EXERCISE PROMPT: Exactly as written, retype the listing below, omitting the pictures.

DATA TO USE:
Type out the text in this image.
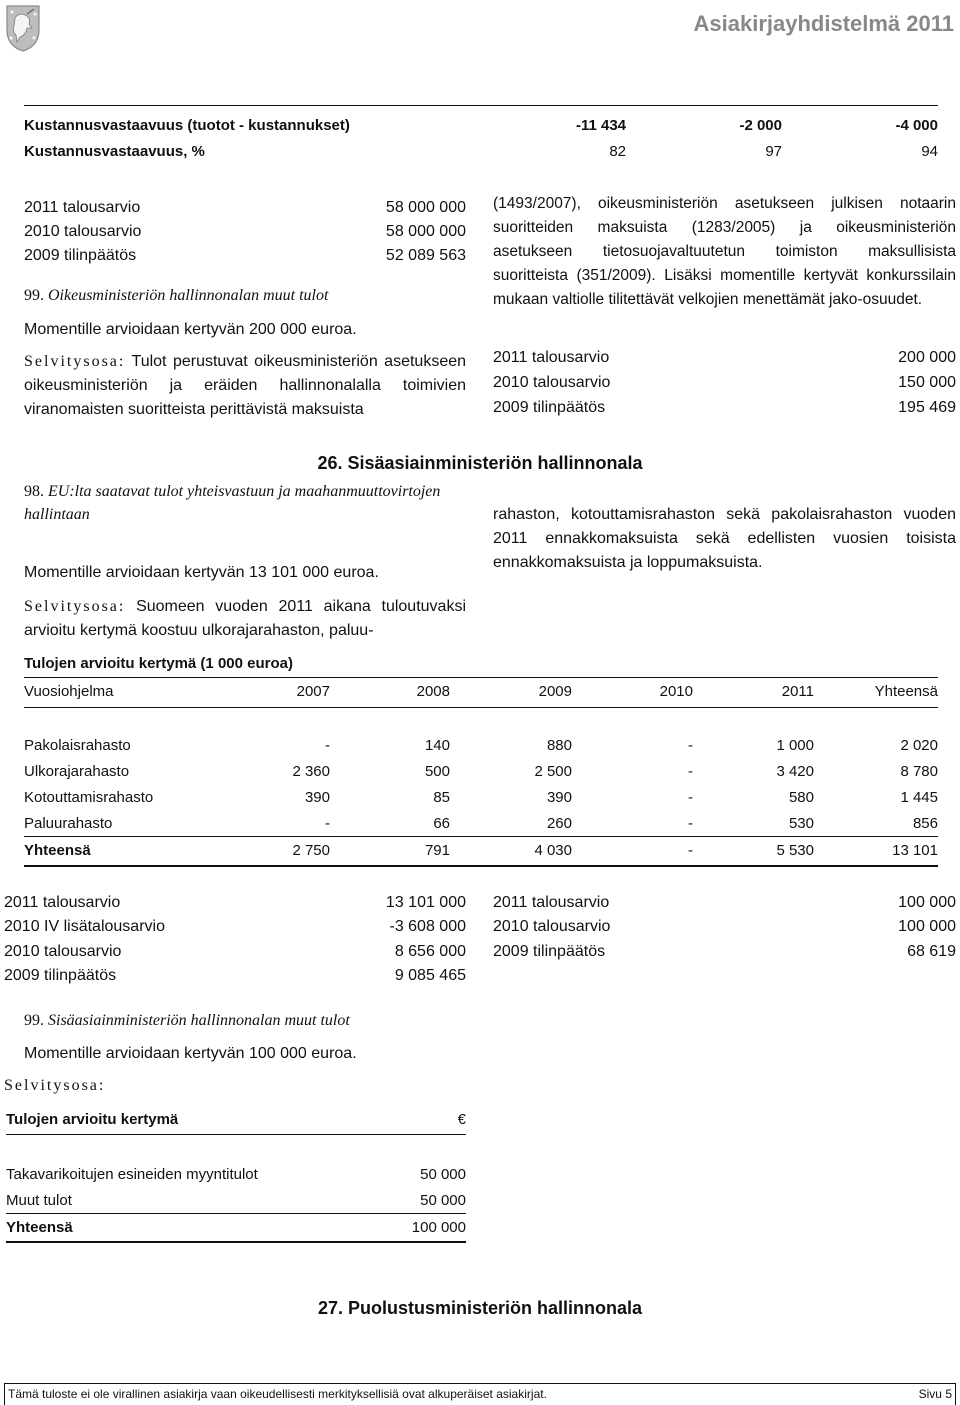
Asiakirjayhdistelmä 2011
Kustannusvastaavuus (tuotot - kustannukset)	-11 434	-2 000	-4 000
Kustannusvastaavuus, %	82	97	94
2011 talousarvio	58 000 000
2010 talousarvio	58 000 000
2009 tilinpäätös	52 089 563
99. Oikeusministeriön hallinnonalan muut tulot
Momentille arvioidaan kertyvän 200 000 euroa.
Selvitysosa: Tulot perustuvat oikeusministeriön asetukseen oikeusministeriön ja eräiden hallinnonalalla toimivien viranomaisten suoritteista perittävistä maksuista
(1493/2007), oikeusministeriön asetukseen julkisen notaarin suoritteiden maksuista (1283/2005) ja oikeusministeriön asetukseen tietosuojavaltuutetun toimiston maksullisista suoritteista (351/2009). Lisäksi momentille kertyvät konkurssilain mukaan valtiolle tilitettävät velkojien menettämät jako-osuudet.
2011 talousarvio	200 000
2010 talousarvio	150 000
2009 tilinpäätös	195 469
26. Sisäasiainministeriön hallinnonala
98. EU:lta saatavat tulot yhteisvastuun ja maahanmuuttovirtojen hallintaan
Momentille arvioidaan kertyvän 13 101 000 euroa.
Selvitysosa: Suomeen vuoden 2011 aikana tuloutuvaksi arvioitu kertymä koostuu ulkorajarahaston, paluu-
rahaston, kotouttamisrahaston sekä pakolaisrahaston vuoden 2011 ennakkomaksuista sekä edellisten vuosien toisista ennakkomaksuista ja loppumaksuista.
Tulojen arvioitu kertymä (1 000 euroa)
Vuosiohjelma	2007	2008	2009	2010	2011	Yhteensä
Pakolaisrahasto	-	140	880	-	1 000	2 020
Ulkorajarahasto	2 360	500	2 500	-	3 420	8 780
Kotouttamisrahasto	390	85	390	-	580	1 445
Paluurahasto	-	66	260	-	530	856
Yhteensä	2 750	791	4 030	-	5 530	13 101
2011 talousarvio	13 101 000
2010 IV lisätalousarvio	-3 608 000
2010 talousarvio	8 656 000
2009 tilinpäätös	9 085 465
99. Sisäasiainministeriön hallinnonalan muut tulot
Momentille arvioidaan kertyvän 100 000 euroa.
Selvitysosa:
2011 talousarvio	100 000
2010 talousarvio	100 000
2009 tilinpäätös	68 619
Tulojen arvioitu kertymä	€
Takavarikoitujen esineiden myyntitulot	50 000
Muut tulot	50 000
Yhteensä	100 000
27. Puolustusministeriön hallinnonala
Tämä tuloste ei ole virallinen asiakirja vaan oikeudellisesti merkityksellisiä ovat alkuperäiset asiakirjat.	Sivu 5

RESPONSE TO THIS EXERCISE:
Type out the text in this image.
Asiakirjayhdistelmä 2011
Kustannusvastaavuus (tuotot - kustannukset)	-11 434	-2 000	-4 000
Kustannusvastaavuus, %	82	97	94
2011 talousarvio	58 000 000
2010 talousarvio	58 000 000
2009 tilinpäätös	52 089 563
99. Oikeusministeriön hallinnonalan muut tulot
Momentille arvioidaan kertyvän 200 000 euroa.
Selvitysosa: Tulot perustuvat oikeusministeriön asetukseen oikeusministeriön ja eräiden hallinnonalalla toimivien viranomaisten suoritteista perittävistä maksuista
(1493/2007), oikeusministeriön asetukseen julkisen notaarin suoritteiden maksuista (1283/2005) ja oikeusministeriön asetukseen tietosuojavaltuutetun toimiston maksullisista suoritteista (351/2009). Lisäksi momentille kertyvät konkurssilain mukaan valtiolle tilitettävät velkojien menettämät jako-osuudet.
2011 talousarvio	200 000
2010 talousarvio	150 000
2009 tilinpäätös	195 469
26. Sisäasiainministeriön hallinnonala
98. EU:lta saatavat tulot yhteisvastuun ja maahanmuuttovirtojen hallintaan
Momentille arvioidaan kertyvän 13 101 000 euroa.
Selvitysosa: Suomeen vuoden 2011 aikana tuloutuvaksi arvioitu kertymä koostuu ulkorajarahaston, paluu-
rahaston, kotouttamisrahaston sekä pakolaisrahaston vuoden 2011 ennakkomaksuista sekä edellisten vuosien toisista ennakkomaksuista ja loppumaksuista.
Tulojen arvioitu kertymä (1 000 euroa)
Vuosiohjelma	2007	2008	2009	2010	2011	Yhteensä
Pakolaisrahasto	-	140	880	-	1 000	2 020
Ulkorajarahasto	2 360	500	2 500	-	3 420	8 780
Kotouttamisrahasto	390	85	390	-	580	1 445
Paluurahasto	-	66	260	-	530	856
Yhteensä	2 750	791	4 030	-	5 530	13 101
2011 talousarvio	13 101 000
2010 IV lisätalousarvio	-3 608 000
2010 talousarvio	8 656 000
2009 tilinpäätös	9 085 465
99. Sisäasiainministeriön hallinnonalan muut tulot
Momentille arvioidaan kertyvän 100 000 euroa.
Selvitysosa:
2011 talousarvio	100 000
2010 talousarvio	100 000
2009 tilinpäätös	68 619
Tulojen arvioitu kertymä	€
Takavarikoitujen esineiden myyntitulot	50 000
Muut tulot	50 000
Yhteensä	100 000
27. Puolustusministeriön hallinnonala
Tämä tuloste ei ole virallinen asiakirja vaan oikeudellisesti merkityksellisiä ovat alkuperäiset asiakirjat.	Sivu 5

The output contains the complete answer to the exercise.